[AIM]: Copy every line that mentions the word "smoothed".

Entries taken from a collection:
* Start *
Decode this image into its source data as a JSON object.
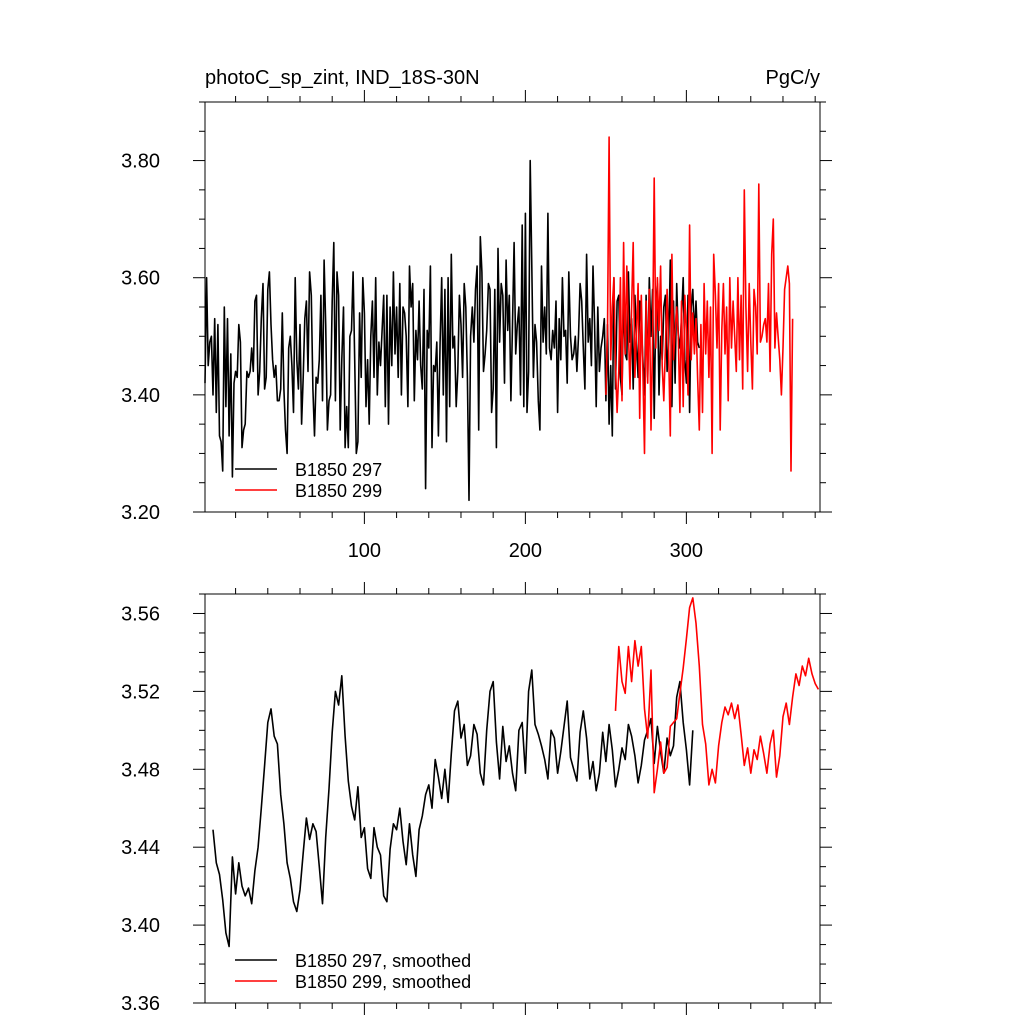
{
  "chart_data": [
    {
      "type": "line",
      "title_left": "photoC_sp_zint, IND_18S-30N",
      "title_right": "PgC/y",
      "xlabel": "",
      "ylabel": "",
      "xlim": [
        1,
        383
      ],
      "ylim": [
        3.2,
        3.9
      ],
      "x_ticks": [
        100,
        200,
        300
      ],
      "x_tick_labels": [
        "100",
        "200",
        "300"
      ],
      "y_ticks": [
        3.2,
        3.4,
        3.6,
        3.8
      ],
      "y_tick_labels": [
        "3.20",
        "3.40",
        "3.60",
        "3.80"
      ],
      "grid": false,
      "legend_position": "bottom-left",
      "series": [
        {
          "name": "B1850 297",
          "color": "#000000",
          "x_start": 1,
          "values": [
            3.42,
            3.6,
            3.45,
            3.49,
            3.5,
            3.4,
            3.53,
            3.37,
            3.52,
            3.33,
            3.32,
            3.27,
            3.55,
            3.38,
            3.53,
            3.33,
            3.47,
            3.26,
            3.42,
            3.44,
            3.43,
            3.52,
            3.49,
            3.31,
            3.34,
            3.35,
            3.44,
            3.43,
            3.44,
            3.48,
            3.44,
            3.56,
            3.57,
            3.4,
            3.44,
            3.53,
            3.59,
            3.41,
            3.43,
            3.58,
            3.61,
            3.52,
            3.46,
            3.43,
            3.45,
            3.39,
            3.39,
            3.41,
            3.54,
            3.41,
            3.34,
            3.3,
            3.48,
            3.5,
            3.45,
            3.37,
            3.6,
            3.46,
            3.41,
            3.52,
            3.35,
            3.43,
            3.53,
            3.56,
            3.44,
            3.61,
            3.57,
            3.41,
            3.33,
            3.43,
            3.42,
            3.46,
            3.57,
            3.39,
            3.63,
            3.52,
            3.34,
            3.39,
            3.4,
            3.56,
            3.66,
            3.39,
            3.61,
            3.57,
            3.34,
            3.46,
            3.55,
            3.31,
            3.38,
            3.31,
            3.5,
            3.51,
            3.61,
            3.46,
            3.3,
            3.32,
            3.54,
            3.43,
            3.6,
            3.54,
            3.38,
            3.46,
            3.35,
            3.5,
            3.56,
            3.43,
            3.6,
            3.4,
            3.49,
            3.45,
            3.51,
            3.57,
            3.38,
            3.57,
            3.35,
            3.55,
            3.45,
            3.61,
            3.47,
            3.55,
            3.43,
            3.59,
            3.4,
            3.55,
            3.54,
            3.5,
            3.38,
            3.62,
            3.55,
            3.59,
            3.39,
            3.51,
            3.46,
            3.56,
            3.45,
            3.41,
            3.58,
            3.24,
            3.51,
            3.48,
            3.62,
            3.31,
            3.45,
            3.44,
            3.49,
            3.33,
            3.49,
            3.6,
            3.4,
            3.58,
            3.32,
            3.6,
            3.38,
            3.64,
            3.48,
            3.5,
            3.38,
            3.44,
            3.57,
            3.52,
            3.43,
            3.59,
            3.55,
            3.43,
            3.22,
            3.5,
            3.55,
            3.49,
            3.58,
            3.62,
            3.34,
            3.67,
            3.61,
            3.44,
            3.47,
            3.51,
            3.59,
            3.58,
            3.37,
            3.41,
            3.58,
            3.31,
            3.65,
            3.49,
            3.59,
            3.57,
            3.42,
            3.63,
            3.51,
            3.57,
            3.39,
            3.52,
            3.66,
            3.47,
            3.52,
            3.55,
            3.4,
            3.69,
            3.38,
            3.71,
            3.37,
            3.44,
            3.8,
            3.62,
            3.43,
            3.52,
            3.49,
            3.39,
            3.34,
            3.62,
            3.49,
            3.55,
            3.47,
            3.71,
            3.48,
            3.46,
            3.51,
            3.48,
            3.56,
            3.37,
            3.53,
            3.46,
            3.6,
            3.5,
            3.51,
            3.42,
            3.61,
            3.5,
            3.46,
            3.47,
            3.5,
            3.44,
            3.5,
            3.59,
            3.56,
            3.48,
            3.41,
            3.64,
            3.49,
            3.53,
            3.45,
            3.62,
            3.52,
            3.38,
            3.55,
            3.44,
            3.48,
            3.5,
            3.53,
            3.39,
            3.52,
            3.35,
            3.45,
            3.33,
            3.6,
            3.41,
            3.56,
            3.57,
            3.43,
            3.4,
            3.57,
            3.47,
            3.46,
            3.61,
            3.49,
            3.53,
            3.41,
            3.57,
            3.49,
            3.43,
            3.56,
            3.52,
            3.46,
            3.4,
            3.57,
            3.43,
            3.6,
            3.5,
            3.58,
            3.36,
            3.55,
            3.59,
            3.4,
            3.5,
            3.46,
            3.55,
            3.57,
            3.44,
            3.49,
            3.63,
            3.38,
            3.56,
            3.42,
            3.59,
            3.5,
            3.48,
            3.53,
            3.6,
            3.46,
            3.42,
            3.57,
            3.37,
            3.55,
            3.58,
            3.5,
            3.56,
            3.49,
            3.48
          ]
        },
        {
          "name": "B1850 299",
          "color": "#ff0000",
          "x_start": 250,
          "values": [
            3.4,
            3.51,
            3.84,
            3.46,
            3.55,
            3.6,
            3.45,
            3.37,
            3.44,
            3.6,
            3.39,
            3.66,
            3.47,
            3.62,
            3.51,
            3.41,
            3.55,
            3.66,
            3.43,
            3.51,
            3.59,
            3.36,
            3.57,
            3.44,
            3.3,
            3.56,
            3.42,
            3.58,
            3.34,
            3.49,
            3.77,
            3.48,
            3.6,
            3.51,
            3.62,
            3.45,
            3.39,
            3.48,
            3.58,
            3.47,
            3.33,
            3.64,
            3.46,
            3.51,
            3.55,
            3.5,
            3.37,
            3.56,
            3.38,
            3.57,
            3.51,
            3.4,
            3.69,
            3.46,
            3.54,
            3.47,
            3.53,
            3.43,
            3.34,
            3.52,
            3.37,
            3.59,
            3.47,
            3.56,
            3.43,
            3.55,
            3.3,
            3.64,
            3.57,
            3.48,
            3.59,
            3.34,
            3.51,
            3.59,
            3.47,
            3.55,
            3.39,
            3.6,
            3.48,
            3.56,
            3.5,
            3.44,
            3.6,
            3.46,
            3.57,
            3.41,
            3.75,
            3.55,
            3.44,
            3.59,
            3.49,
            3.41,
            3.58,
            3.55,
            3.47,
            3.76,
            3.49,
            3.5,
            3.52,
            3.53,
            3.49,
            3.59,
            3.44,
            3.64,
            3.7,
            3.48,
            3.54,
            3.5,
            3.46,
            3.4,
            3.48,
            3.58,
            3.6,
            3.62,
            3.59,
            3.27,
            3.53
          ]
        }
      ]
    },
    {
      "type": "line",
      "title_left": "",
      "title_right": "",
      "xlabel": "",
      "ylabel": "",
      "xlim": [
        1,
        383
      ],
      "ylim": [
        3.36,
        3.57
      ],
      "x_ticks": [
        100,
        200,
        300
      ],
      "y_ticks": [
        3.36,
        3.4,
        3.44,
        3.48,
        3.52,
        3.56
      ],
      "y_tick_labels": [
        "3.36",
        "3.40",
        "3.44",
        "3.48",
        "3.52",
        "3.56"
      ],
      "grid": false,
      "legend_position": "bottom-left",
      "series": [
        {
          "name": "B1850 297, smoothed",
          "color": "#000000",
          "x": [
            6,
            8,
            10,
            12,
            14,
            16,
            18,
            20,
            22,
            24,
            26,
            28,
            30,
            32,
            34,
            36,
            38,
            40,
            42,
            44,
            46,
            48,
            50,
            52,
            54,
            56,
            58,
            60,
            62,
            64,
            66,
            68,
            70,
            72,
            74,
            76,
            78,
            80,
            82,
            84,
            86,
            88,
            90,
            92,
            94,
            96,
            98,
            100,
            102,
            104,
            106,
            108,
            110,
            112,
            114,
            116,
            118,
            120,
            122,
            124,
            126,
            128,
            130,
            132,
            134,
            136,
            138,
            140,
            142,
            144,
            146,
            148,
            150,
            152,
            154,
            156,
            158,
            160,
            162,
            164,
            166,
            168,
            170,
            172,
            174,
            176,
            178,
            180,
            182,
            184,
            186,
            188,
            190,
            192,
            194,
            196,
            198,
            200,
            202,
            204,
            206,
            208,
            210,
            212,
            214,
            216,
            218,
            220,
            222,
            224,
            226,
            228,
            230,
            232,
            234,
            236,
            238,
            240,
            242,
            244,
            246,
            248,
            250,
            252,
            254,
            256,
            258,
            260,
            262,
            264,
            266,
            268,
            270,
            272,
            274,
            276,
            278,
            280,
            282,
            284,
            286,
            288,
            290,
            292,
            294,
            296,
            298,
            300,
            302,
            304
          ],
          "y": [
            3.449,
            3.432,
            3.426,
            3.413,
            3.396,
            3.389,
            3.435,
            3.416,
            3.432,
            3.42,
            3.415,
            3.419,
            3.411,
            3.428,
            3.44,
            3.46,
            3.482,
            3.504,
            3.511,
            3.497,
            3.493,
            3.467,
            3.452,
            3.432,
            3.424,
            3.412,
            3.407,
            3.418,
            3.437,
            3.455,
            3.444,
            3.452,
            3.448,
            3.43,
            3.411,
            3.445,
            3.47,
            3.499,
            3.52,
            3.513,
            3.528,
            3.497,
            3.474,
            3.461,
            3.454,
            3.471,
            3.445,
            3.45,
            3.429,
            3.424,
            3.45,
            3.44,
            3.436,
            3.415,
            3.412,
            3.439,
            3.452,
            3.449,
            3.46,
            3.443,
            3.431,
            3.452,
            3.436,
            3.425,
            3.449,
            3.456,
            3.467,
            3.472,
            3.46,
            3.485,
            3.476,
            3.465,
            3.48,
            3.463,
            3.488,
            3.51,
            3.515,
            3.496,
            3.503,
            3.482,
            3.487,
            3.503,
            3.498,
            3.478,
            3.472,
            3.5,
            3.52,
            3.525,
            3.494,
            3.475,
            3.502,
            3.484,
            3.492,
            3.478,
            3.469,
            3.5,
            3.504,
            3.478,
            3.52,
            3.531,
            3.503,
            3.498,
            3.492,
            3.485,
            3.475,
            3.5,
            3.496,
            3.478,
            3.489,
            3.502,
            3.515,
            3.486,
            3.48,
            3.474,
            3.499,
            3.51,
            3.496,
            3.475,
            3.484,
            3.469,
            3.478,
            3.499,
            3.484,
            3.503,
            3.49,
            3.471,
            3.48,
            3.491,
            3.485,
            3.503,
            3.497,
            3.487,
            3.473,
            3.482,
            3.495,
            3.5,
            3.506,
            3.483,
            3.502,
            3.489,
            3.478,
            3.496,
            3.487,
            3.492,
            3.517,
            3.525,
            3.504,
            3.49,
            3.472,
            3.5
          ]
        },
        {
          "name": "B1850 299, smoothed",
          "color": "#ff0000",
          "x": [
            256,
            258,
            260,
            262,
            264,
            266,
            268,
            270,
            272,
            274,
            276,
            278,
            280,
            282,
            284,
            286,
            288,
            290,
            292,
            294,
            296,
            298,
            300,
            302,
            304,
            306,
            308,
            310,
            312,
            314,
            316,
            318,
            320,
            322,
            324,
            326,
            328,
            330,
            332,
            334,
            336,
            338,
            340,
            342,
            344,
            346,
            348,
            350,
            352,
            354,
            356,
            358,
            360,
            362,
            364,
            366,
            368,
            370,
            372,
            374,
            376,
            378,
            380,
            382
          ],
          "y": [
            3.51,
            3.543,
            3.525,
            3.519,
            3.543,
            3.525,
            3.546,
            3.533,
            3.543,
            3.511,
            3.496,
            3.531,
            3.468,
            3.48,
            3.494,
            3.478,
            3.481,
            3.502,
            3.504,
            3.506,
            3.519,
            3.532,
            3.547,
            3.563,
            3.568,
            3.555,
            3.533,
            3.503,
            3.493,
            3.472,
            3.48,
            3.473,
            3.492,
            3.504,
            3.512,
            3.508,
            3.514,
            3.506,
            3.513,
            3.498,
            3.482,
            3.491,
            3.478,
            3.49,
            3.485,
            3.497,
            3.488,
            3.478,
            3.493,
            3.5,
            3.476,
            3.487,
            3.507,
            3.514,
            3.503,
            3.517,
            3.529,
            3.523,
            3.533,
            3.528,
            3.537,
            3.529,
            3.524,
            3.521
          ]
        }
      ]
    }
  ]
}
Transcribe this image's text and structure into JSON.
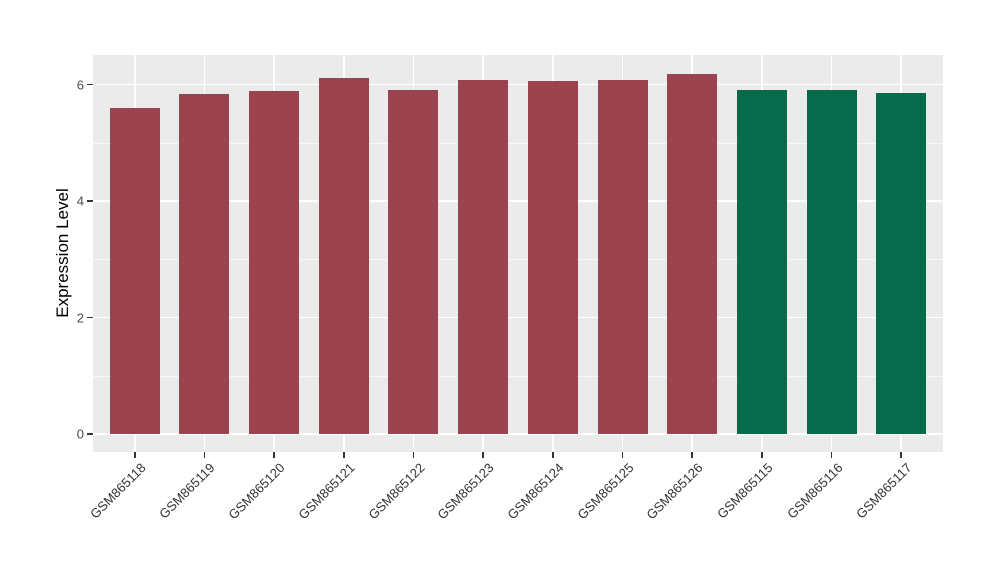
{
  "figure": {
    "background": "#FFFFFF",
    "panel_background": "#EBEBEB",
    "grid_color": "#FFFFFF",
    "tick_color": "#333333",
    "ytick_text_color": "#4D4D4D",
    "xtick_text_color": "#333333",
    "axis_title_color": "#000000"
  },
  "chart_data": {
    "type": "bar",
    "title": "",
    "xlabel": "",
    "ylabel": "Expression Level",
    "categories": [
      "GSM865118",
      "GSM865119",
      "GSM865120",
      "GSM865121",
      "GSM865122",
      "GSM865123",
      "GSM865124",
      "GSM865125",
      "GSM865126",
      "GSM865115",
      "GSM865116",
      "GSM865117"
    ],
    "values": [
      5.6,
      5.83,
      5.88,
      6.12,
      5.91,
      6.07,
      6.06,
      6.07,
      6.18,
      5.91,
      5.91,
      5.85
    ],
    "bar_colors": [
      "#9B4450",
      "#9B4450",
      "#9B4450",
      "#9B4450",
      "#9B4450",
      "#9B4450",
      "#9B4450",
      "#9B4450",
      "#9B4450",
      "#066A4B",
      "#066A4B",
      "#066A4B"
    ],
    "color_groups": [
      {
        "color": "#9B4450",
        "categories": [
          "GSM865118",
          "GSM865119",
          "GSM865120",
          "GSM865121",
          "GSM865122",
          "GSM865123",
          "GSM865124",
          "GSM865125",
          "GSM865126"
        ]
      },
      {
        "color": "#066A4B",
        "categories": [
          "GSM865115",
          "GSM865116",
          "GSM865117"
        ]
      }
    ],
    "yticks": [
      0,
      2,
      4,
      6
    ],
    "minor_yticks": [
      1,
      3,
      5
    ],
    "ylim": [
      -0.31,
      6.51
    ],
    "grid": true,
    "legend": "none",
    "bar_width_fraction": 0.72,
    "x_label_rotation_deg": 45
  }
}
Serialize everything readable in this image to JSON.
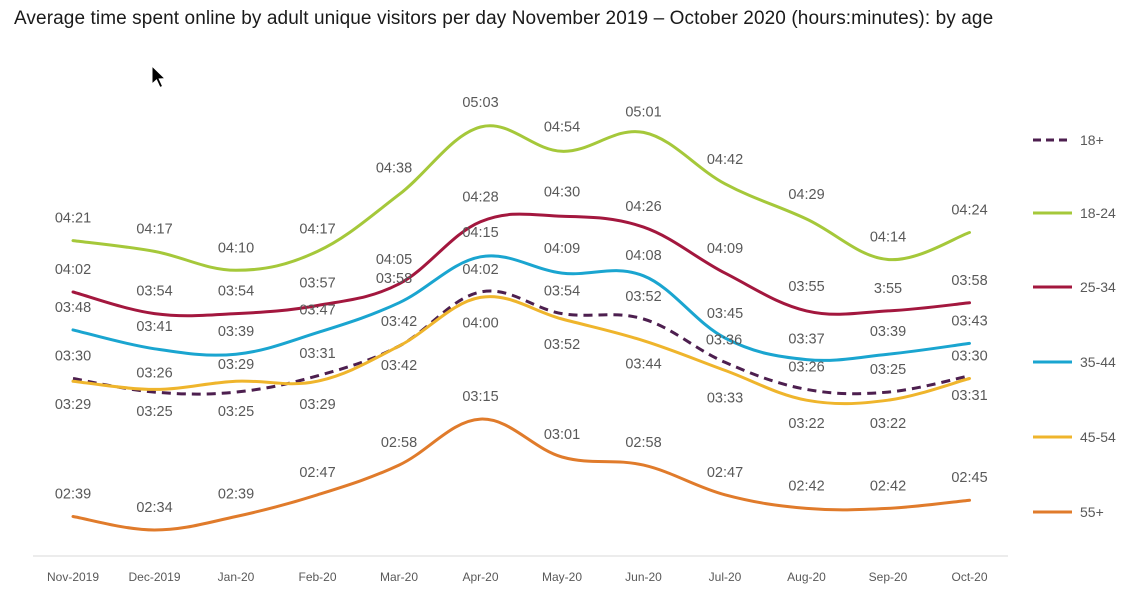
{
  "chart_data": {
    "type": "line",
    "title": "Average time spent online by adult unique visitors per day November 2019 – October 2020 (hours:minutes): by age",
    "categories": [
      "Nov-2019",
      "Dec-2019",
      "Jan-20",
      "Feb-20",
      "Mar-20",
      "Apr-20",
      "May-20",
      "Jun-20",
      "Jul-20",
      "Aug-20",
      "Sep-20",
      "Oct-20"
    ],
    "series": [
      {
        "name": "18+",
        "color": "#4d1f4f",
        "dashed": true,
        "values": [
          "03:30",
          "03:25",
          "03:25",
          "03:31",
          "03:42",
          "04:02",
          "03:54",
          "03:52",
          "03:36",
          "03:26",
          "03:25",
          "03:31"
        ],
        "labels": [
          "03:30",
          "03:25",
          "03:25",
          "03:31",
          "03:42",
          "04:02",
          "03:54",
          "03:52",
          "03:36",
          "03:26",
          "03:25",
          "03:31"
        ]
      },
      {
        "name": "18-24",
        "color": "#a5c83a",
        "dashed": false,
        "values": [
          "04:21",
          "04:17",
          "04:10",
          "04:17",
          "04:38",
          "05:03",
          "04:54",
          "05:01",
          "04:42",
          "04:29",
          "04:14",
          "04:24"
        ],
        "labels": [
          "04:21",
          "04:17",
          "04:10",
          "04:17",
          "04:38",
          "05:03",
          "04:54",
          "05:01",
          "04:42",
          "04:29",
          "04:14",
          "04:24"
        ]
      },
      {
        "name": "25-34",
        "color": "#a3173e",
        "dashed": false,
        "values": [
          "04:02",
          "03:54",
          "03:54",
          "03:57",
          "04:05",
          "04:28",
          "04:30",
          "04:26",
          "04:09",
          "03:55",
          "3:55",
          "03:58"
        ],
        "labels": [
          "04:02",
          "03:54",
          "03:54",
          "03:57",
          "04:05",
          "04:28",
          "04:30",
          "04:26",
          "04:09",
          "03:55",
          "3:55",
          "03:58"
        ]
      },
      {
        "name": "35-44",
        "color": "#1aa5d0",
        "dashed": false,
        "values": [
          "03:48",
          "03:41",
          "03:39",
          "03:47",
          "03:58",
          "04:15",
          "04:09",
          "04:08",
          "03:45",
          "03:37",
          "03:39",
          "03:43"
        ],
        "labels": [
          "03:48",
          "03:41",
          "03:39",
          "03:47",
          "03:58",
          "04:15",
          "04:09",
          "04:08",
          "03:45",
          "03:37",
          "03:39",
          "03:43"
        ]
      },
      {
        "name": "45-54",
        "color": "#efb52c",
        "dashed": false,
        "values": [
          "03:29",
          "03:26",
          "03:29",
          "03:29",
          "03:42",
          "04:00",
          "03:52",
          "03:44",
          "03:33",
          "03:22",
          "03:22",
          "03:30"
        ],
        "labels": [
          "03:29",
          "03:26",
          "03:29",
          "03:29",
          "03:42",
          "04:00",
          "03:52",
          "03:44",
          "03:33",
          "03:22",
          "03:22",
          "03:30"
        ]
      },
      {
        "name": "55+",
        "color": "#e07b2b",
        "dashed": false,
        "values": [
          "02:39",
          "02:34",
          "02:39",
          "02:47",
          "02:58",
          "03:15",
          "03:01",
          "02:58",
          "02:47",
          "02:42",
          "02:42",
          "02:45"
        ],
        "labels": [
          "02:39",
          "02:34",
          "02:39",
          "02:47",
          "02:58",
          "03:15",
          "03:01",
          "02:58",
          "02:47",
          "02:42",
          "02:42",
          "02:45"
        ]
      }
    ],
    "legend": "right",
    "grid": false,
    "ylim": [
      "02:25",
      "05:10"
    ]
  }
}
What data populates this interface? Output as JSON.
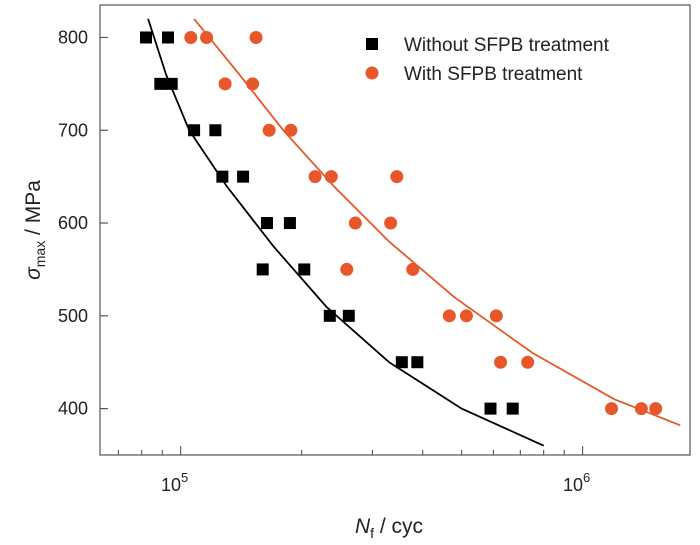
* End *
[RESULT]:
          "name": "B1850 297, smoothed",
          "name": "B1850 299, smoothed",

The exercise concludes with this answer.